PROBLEM REQUIREMENTS
Every line below that holds the string "Palette" should be copied out.
--------------------------------------------------
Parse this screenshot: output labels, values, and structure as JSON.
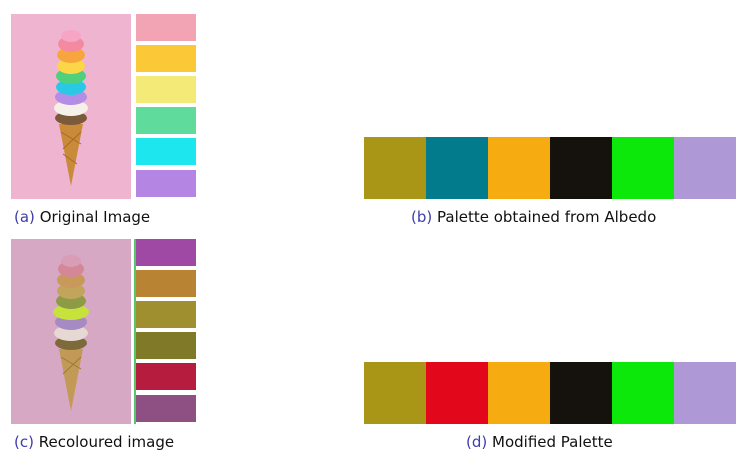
{
  "figure": {
    "a": {
      "tag": "(a)",
      "caption": "Original Image",
      "swatches": [
        "#f2a3b4",
        "#fbc938",
        "#f4ea77",
        "#5fdb9c",
        "#1ee6ef",
        "#b485e2"
      ],
      "background": "#efb4d0"
    },
    "b": {
      "tag": "(b)",
      "caption": "Palette obtained from Albedo",
      "colors": [
        "#a99617",
        "#027c8c",
        "#f6ac10",
        "#15110d",
        "#0be80a",
        "#ae99d6"
      ]
    },
    "c": {
      "tag": "(c)",
      "caption": "Recoloured image",
      "swatches": [
        "#a049a4",
        "#b88433",
        "#9f8f2e",
        "#7f7928",
        "#b51c3d",
        "#8e4f82"
      ],
      "background": "#d6a8c4"
    },
    "d": {
      "tag": "(d)",
      "caption": "Modified Palette",
      "colors": [
        "#a99617",
        "#e2071a",
        "#f6ac10",
        "#15110d",
        "#0be80a",
        "#ae99d6"
      ]
    }
  }
}
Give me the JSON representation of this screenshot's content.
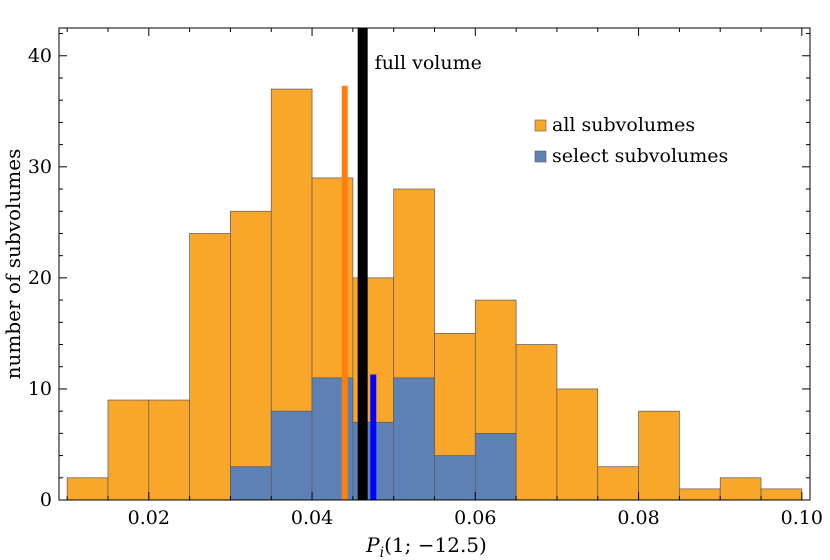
{
  "chart_data": {
    "type": "bar",
    "title": "",
    "xlabel": "P_i(1; −12.5)",
    "xlabel_parts": {
      "main": "P",
      "sub": "i",
      "rest": "(1; −12.5)"
    },
    "ylabel": "number of subvolumes",
    "xlim": [
      0.009,
      0.101
    ],
    "ylim": [
      0,
      42.5
    ],
    "xticks": [
      0.02,
      0.04,
      0.06,
      0.08,
      0.1
    ],
    "xtick_labels": [
      "0.02",
      "0.04",
      "0.06",
      "0.08",
      "0.10"
    ],
    "yticks": [
      0,
      10,
      20,
      30,
      40
    ],
    "ytick_labels": [
      "0",
      "10",
      "20",
      "30",
      "40"
    ],
    "bin_width": 0.005,
    "series": [
      {
        "name": "all subvolumes",
        "color": "#F9A72B",
        "bins": [
          {
            "x0": 0.01,
            "x1": 0.015,
            "count": 2
          },
          {
            "x0": 0.015,
            "x1": 0.02,
            "count": 9
          },
          {
            "x0": 0.02,
            "x1": 0.025,
            "count": 9
          },
          {
            "x0": 0.025,
            "x1": 0.03,
            "count": 24
          },
          {
            "x0": 0.03,
            "x1": 0.035,
            "count": 26
          },
          {
            "x0": 0.035,
            "x1": 0.04,
            "count": 37
          },
          {
            "x0": 0.04,
            "x1": 0.045,
            "count": 29
          },
          {
            "x0": 0.045,
            "x1": 0.05,
            "count": 20
          },
          {
            "x0": 0.05,
            "x1": 0.055,
            "count": 28
          },
          {
            "x0": 0.055,
            "x1": 0.06,
            "count": 15
          },
          {
            "x0": 0.06,
            "x1": 0.065,
            "count": 18
          },
          {
            "x0": 0.065,
            "x1": 0.07,
            "count": 14
          },
          {
            "x0": 0.07,
            "x1": 0.075,
            "count": 10
          },
          {
            "x0": 0.075,
            "x1": 0.08,
            "count": 3
          },
          {
            "x0": 0.08,
            "x1": 0.085,
            "count": 8
          },
          {
            "x0": 0.085,
            "x1": 0.09,
            "count": 1
          },
          {
            "x0": 0.09,
            "x1": 0.095,
            "count": 2
          },
          {
            "x0": 0.095,
            "x1": 0.1,
            "count": 1
          }
        ]
      },
      {
        "name": "select subvolumes",
        "color": "#5E81B5",
        "bins": [
          {
            "x0": 0.03,
            "x1": 0.035,
            "count": 3
          },
          {
            "x0": 0.035,
            "x1": 0.04,
            "count": 8
          },
          {
            "x0": 0.04,
            "x1": 0.045,
            "count": 11
          },
          {
            "x0": 0.045,
            "x1": 0.05,
            "count": 7
          },
          {
            "x0": 0.05,
            "x1": 0.055,
            "count": 11
          },
          {
            "x0": 0.055,
            "x1": 0.06,
            "count": 4
          },
          {
            "x0": 0.06,
            "x1": 0.065,
            "count": 6
          }
        ]
      }
    ],
    "vlines": [
      {
        "x": 0.044,
        "height": 37.3,
        "color": "#FF7F0E",
        "label": ""
      },
      {
        "x": 0.0462,
        "height": 42.5,
        "color": "#000000",
        "label": "full volume"
      },
      {
        "x": 0.0475,
        "height": 11.3,
        "color": "#0000FF",
        "label": ""
      }
    ],
    "legend_position": "top-right",
    "grid": false
  }
}
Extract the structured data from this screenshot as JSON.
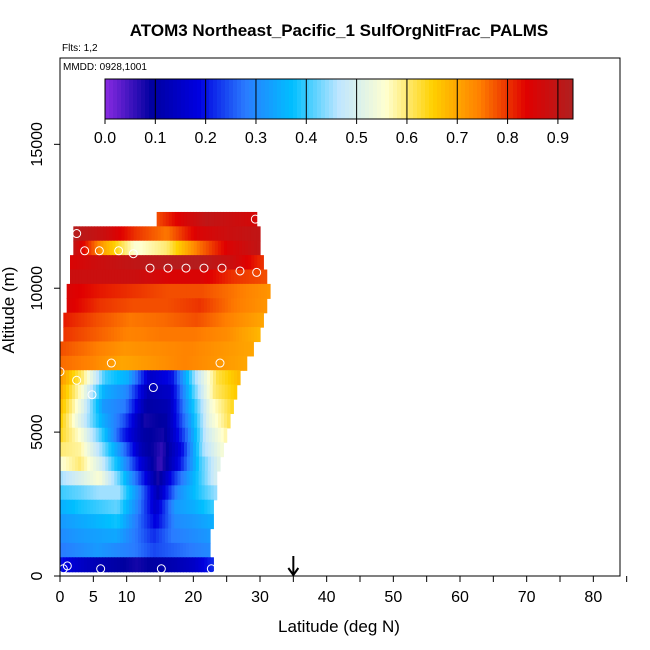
{
  "chart_data": {
    "type": "heatmap",
    "title": "ATOM3 Northeast_Pacific_1 SulfOrgNitFrac_PALMS",
    "flights_label": "Flts: 1,2",
    "dates_label": "MMDD: 0928,1001",
    "xlabel": "Latitude (deg N)",
    "ylabel": "Altitude (m)",
    "xlim": [
      0,
      84
    ],
    "ylim": [
      0,
      18000
    ],
    "x_major_ticks": [
      0,
      10,
      20,
      30,
      40,
      50,
      60,
      70,
      80
    ],
    "x_minor_ticks": [
      5
    ],
    "y_ticks": [
      0,
      5000,
      10000,
      15000
    ],
    "colorbar": {
      "range": [
        0,
        0.93
      ],
      "ticks": [
        0.0,
        0.1,
        0.2,
        0.3,
        0.4,
        0.5,
        0.6,
        0.7,
        0.8,
        0.9
      ],
      "tick_labels": [
        "0.0",
        "0.1",
        "0.2",
        "0.3",
        "0.4",
        "0.5",
        "0.6",
        "0.7",
        "0.8",
        "0.9"
      ],
      "colors": [
        "#8a2be2",
        "#0000a0",
        "#0000e0",
        "#2a7bff",
        "#00bfff",
        "#bfe6ff",
        "#ffffd0",
        "#ffd000",
        "#ff8000",
        "#e00000",
        "#b02020"
      ]
    },
    "arrow_latitude": 35,
    "curtain_rows": [
      {
        "alt": 12400,
        "lat_min": 14.5,
        "lat_max": 29.5,
        "values": [
          0.78,
          0.85,
          0.9,
          0.88,
          0.86
        ]
      },
      {
        "alt": 11900,
        "lat_min": 2.0,
        "lat_max": 30.0,
        "values": [
          0.92,
          0.88,
          0.8,
          0.75,
          0.85,
          0.88,
          0.9
        ]
      },
      {
        "alt": 11400,
        "lat_min": 2.0,
        "lat_max": 30.0,
        "values": [
          0.9,
          0.7,
          0.55,
          0.6,
          0.75,
          0.85,
          0.9
        ]
      },
      {
        "alt": 10900,
        "lat_min": 1.5,
        "lat_max": 30.5,
        "values": [
          0.85,
          0.88,
          0.9,
          0.92,
          0.92,
          0.88,
          0.8
        ]
      },
      {
        "alt": 10400,
        "lat_min": 1.5,
        "lat_max": 31.0,
        "values": [
          0.88,
          0.88,
          0.88,
          0.85,
          0.85,
          0.8,
          0.78
        ]
      },
      {
        "alt": 9900,
        "lat_min": 1.0,
        "lat_max": 31.5,
        "values": [
          0.85,
          0.82,
          0.8,
          0.78,
          0.78,
          0.75,
          0.72
        ]
      },
      {
        "alt": 9400,
        "lat_min": 1.0,
        "lat_max": 31.0,
        "values": [
          0.85,
          0.8,
          0.78,
          0.78,
          0.8,
          0.75,
          0.72
        ]
      },
      {
        "alt": 8900,
        "lat_min": 0.5,
        "lat_max": 30.5,
        "values": [
          0.82,
          0.78,
          0.75,
          0.76,
          0.78,
          0.74,
          0.7
        ]
      },
      {
        "alt": 8400,
        "lat_min": 0.5,
        "lat_max": 30.0,
        "values": [
          0.8,
          0.77,
          0.74,
          0.75,
          0.75,
          0.73,
          0.68
        ]
      },
      {
        "alt": 7900,
        "lat_min": 0.0,
        "lat_max": 29.0,
        "values": [
          0.78,
          0.75,
          0.72,
          0.73,
          0.74,
          0.72,
          0.7
        ]
      },
      {
        "alt": 7400,
        "lat_min": 0.0,
        "lat_max": 28.0,
        "values": [
          0.76,
          0.74,
          0.7,
          0.72,
          0.74,
          0.72,
          0.7
        ]
      },
      {
        "alt": 6900,
        "lat_min": 0.0,
        "lat_max": 27.0,
        "values": [
          0.72,
          0.6,
          0.4,
          0.35,
          0.15,
          0.2,
          0.45,
          0.62,
          0.68
        ]
      },
      {
        "alt": 6400,
        "lat_min": 0.0,
        "lat_max": 26.5,
        "values": [
          0.7,
          0.55,
          0.35,
          0.3,
          0.12,
          0.15,
          0.4,
          0.6,
          0.66
        ]
      },
      {
        "alt": 5900,
        "lat_min": 0.0,
        "lat_max": 26.0,
        "values": [
          0.68,
          0.52,
          0.32,
          0.28,
          0.1,
          0.12,
          0.35,
          0.55,
          0.64
        ]
      },
      {
        "alt": 5400,
        "lat_min": 0.0,
        "lat_max": 25.5,
        "values": [
          0.66,
          0.5,
          0.35,
          0.25,
          0.08,
          0.1,
          0.3,
          0.52,
          0.62
        ]
      },
      {
        "alt": 4900,
        "lat_min": 0.0,
        "lat_max": 25.0,
        "values": [
          0.64,
          0.55,
          0.4,
          0.22,
          0.1,
          0.08,
          0.25,
          0.48,
          0.58
        ]
      },
      {
        "alt": 4400,
        "lat_min": 0.0,
        "lat_max": 24.5,
        "values": [
          0.6,
          0.58,
          0.45,
          0.3,
          0.12,
          0.06,
          0.2,
          0.45,
          0.55
        ]
      },
      {
        "alt": 3900,
        "lat_min": 0.0,
        "lat_max": 24.0,
        "values": [
          0.55,
          0.6,
          0.5,
          0.35,
          0.18,
          0.05,
          0.2,
          0.4,
          0.52
        ]
      },
      {
        "alt": 3400,
        "lat_min": 0.0,
        "lat_max": 23.5,
        "values": [
          0.45,
          0.5,
          0.55,
          0.42,
          0.25,
          0.08,
          0.25,
          0.38,
          0.5
        ]
      },
      {
        "alt": 2900,
        "lat_min": 0.0,
        "lat_max": 23.5,
        "values": [
          0.4,
          0.42,
          0.45,
          0.45,
          0.3,
          0.12,
          0.3,
          0.38,
          0.45
        ]
      },
      {
        "alt": 2400,
        "lat_min": 0.0,
        "lat_max": 23.0,
        "values": [
          0.35,
          0.38,
          0.4,
          0.42,
          0.3,
          0.15,
          0.32,
          0.35,
          0.4
        ]
      },
      {
        "alt": 1900,
        "lat_min": 0.0,
        "lat_max": 23.0,
        "values": [
          0.32,
          0.34,
          0.36,
          0.38,
          0.28,
          0.18,
          0.3,
          0.32,
          0.35
        ]
      },
      {
        "alt": 1400,
        "lat_min": 0.0,
        "lat_max": 22.5,
        "values": [
          0.3,
          0.32,
          0.33,
          0.34,
          0.28,
          0.22,
          0.28,
          0.3,
          0.32
        ]
      },
      {
        "alt": 900,
        "lat_min": 0.0,
        "lat_max": 22.5,
        "values": [
          0.28,
          0.3,
          0.32,
          0.3,
          0.28,
          0.24,
          0.26,
          0.28,
          0.3
        ]
      },
      {
        "alt": 400,
        "lat_min": 0.0,
        "lat_max": 23.0,
        "values": [
          0.2,
          0.15,
          0.12,
          0.1,
          0.08,
          0.1,
          0.12,
          0.15,
          0.22
        ]
      }
    ],
    "sample_points": [
      {
        "lat": 2.5,
        "alt": 11900
      },
      {
        "lat": 3.7,
        "alt": 11300
      },
      {
        "lat": 5.9,
        "alt": 11300
      },
      {
        "lat": 8.8,
        "alt": 11300
      },
      {
        "lat": 11.0,
        "alt": 11200
      },
      {
        "lat": 13.5,
        "alt": 10700
      },
      {
        "lat": 16.2,
        "alt": 10700
      },
      {
        "lat": 18.9,
        "alt": 10700
      },
      {
        "lat": 21.6,
        "alt": 10700
      },
      {
        "lat": 24.3,
        "alt": 10700
      },
      {
        "lat": 27.0,
        "alt": 10600
      },
      {
        "lat": 29.5,
        "alt": 10550
      },
      {
        "lat": 29.3,
        "alt": 12400
      },
      {
        "lat": 7.7,
        "alt": 7400
      },
      {
        "lat": 24.0,
        "alt": 7400
      },
      {
        "lat": 0.0,
        "alt": 7100
      },
      {
        "lat": 2.5,
        "alt": 6800
      },
      {
        "lat": 4.8,
        "alt": 6300
      },
      {
        "lat": 14.0,
        "alt": 6550
      },
      {
        "lat": 0.5,
        "alt": 250
      },
      {
        "lat": 1.1,
        "alt": 350
      },
      {
        "lat": 6.1,
        "alt": 250
      },
      {
        "lat": 15.2,
        "alt": 250
      },
      {
        "lat": 22.7,
        "alt": 250
      }
    ]
  }
}
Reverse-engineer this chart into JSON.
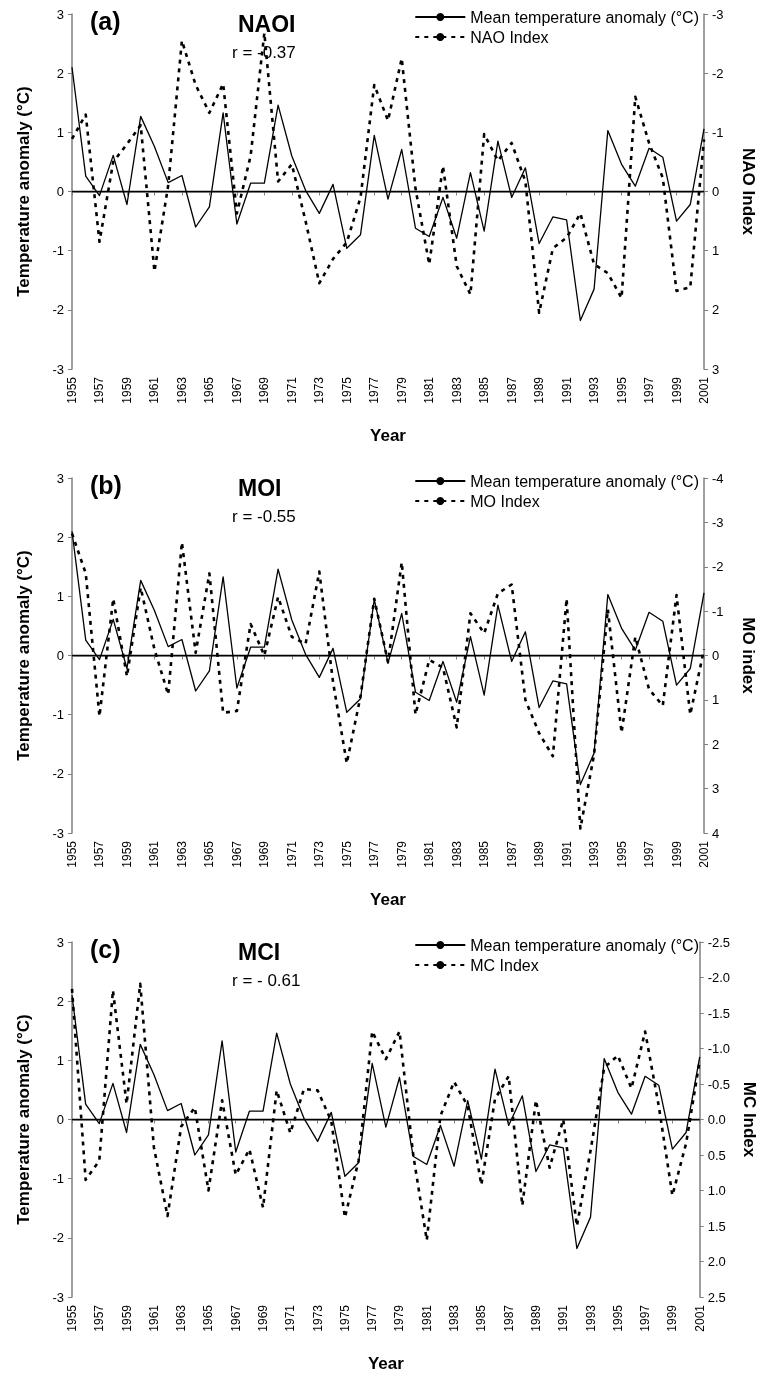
--------------------------------------------------
RESULT FOR THIS EXERCISE
      "caption": "Palette obtained from Albedo",
      "caption": "Modified Palette",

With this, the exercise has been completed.